(Dataset records)
------------------------------------------------

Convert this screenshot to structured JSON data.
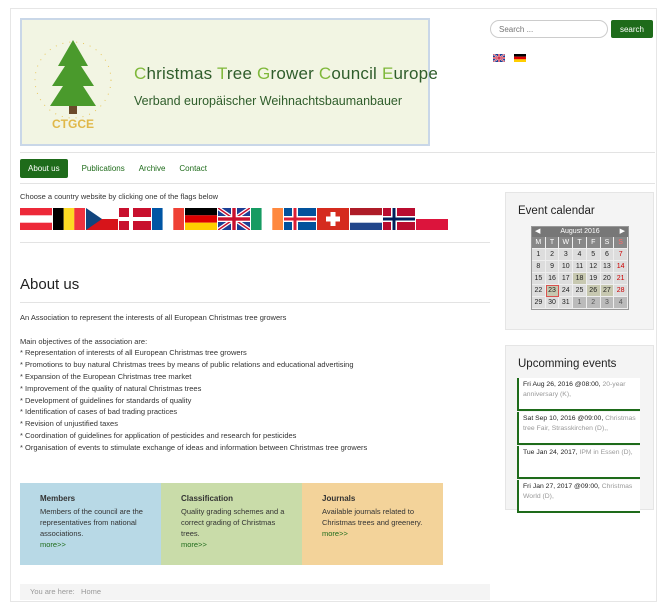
{
  "header": {
    "title_line1": "Christmas Tree Grower Council Europe",
    "title_line2": "Verband europäischer Weihnachtsbaumanbauer",
    "logo_text": "CTGCE",
    "search_placeholder": "Search ...",
    "search_button": "search",
    "languages": [
      "uk-flag-icon",
      "de-flag-icon"
    ]
  },
  "nav": {
    "items": [
      "About us",
      "Publications",
      "Archive",
      "Contact"
    ]
  },
  "countries": {
    "prompt": "Choose a country website by clicking one of the flags below",
    "flags": [
      "AT",
      "BE",
      "CZ",
      "DK",
      "FR",
      "DE",
      "GB",
      "IE",
      "IS",
      "CH",
      "NL",
      "NO",
      "PL"
    ]
  },
  "main": {
    "title": "About us",
    "intro": "An Association to represent the interests of all European Christmas tree growers",
    "objectives_title": "Main objectives of the association are:",
    "objectives": [
      "* Representation of interests of all European Christmas tree growers",
      "* Promotions to buy natural Christmas trees by means of public relations and educational advertising",
      "* Expansion of the European Christmas tree market",
      "* Improvement of the quality of natural Christmas trees",
      "* Development of guidelines for standards of quality",
      "* Identification of cases of bad trading practices",
      "* Revision of unjustified taxes",
      "* Coordination of guidelines for application of pesticides  and research for pesticides",
      "* Organisation of events to stimulate exchange of ideas and information between Christmas tree growers"
    ]
  },
  "boxes": [
    {
      "title": "Members",
      "text": "Members of the council are the representatives from national associations.",
      "more": "more>>",
      "color": "#b8d9e6"
    },
    {
      "title": "Classification",
      "text": "Quality grading schemes and a correct grading of Christmas trees.",
      "more": "more>>",
      "color": "#c9dca9"
    },
    {
      "title": "Journals",
      "text": "Available journals related to Christmas trees and greenery.",
      "more": "more>>",
      "color": "#f3d39a"
    }
  ],
  "breadcrumb": {
    "label": "You are here:",
    "home": "Home"
  },
  "calendar": {
    "title": "Event calendar",
    "month": "August 2016",
    "dow": [
      "M",
      "T",
      "W",
      "T",
      "F",
      "S",
      "S"
    ]
  },
  "events": {
    "title": "Upcomming events",
    "items": [
      {
        "date": "Fri Aug 26, 2016 @08:00,",
        "title": "20-year anniversary (K),"
      },
      {
        "date": "Sat Sep 10, 2016 @09:00,",
        "title": "Christmas tree Fair, Strasskirchen (D),,"
      },
      {
        "date": "Tue Jan 24, 2017,",
        "title": "IPM in Essen (D),"
      },
      {
        "date": "Fri Jan 27, 2017 @09:00,",
        "title": "Christmas World (D),"
      }
    ]
  },
  "colors": {
    "accent": "#1e6b1a",
    "title_green": "#7fb83a"
  }
}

------------------------------------------------

AIM OF THE EXERCISE ▸ Show every line from the entries above in which the word "growers" appears.

SOLUTION FOR THIS EXERCISE ▸
    "intro": "An Association to represent the interests of all European Christmas tree growers",
      "* Representation of interests of all European Christmas tree growers",
      "* Organisation of events to stimulate exchange of ideas and information between Christmas tree growers"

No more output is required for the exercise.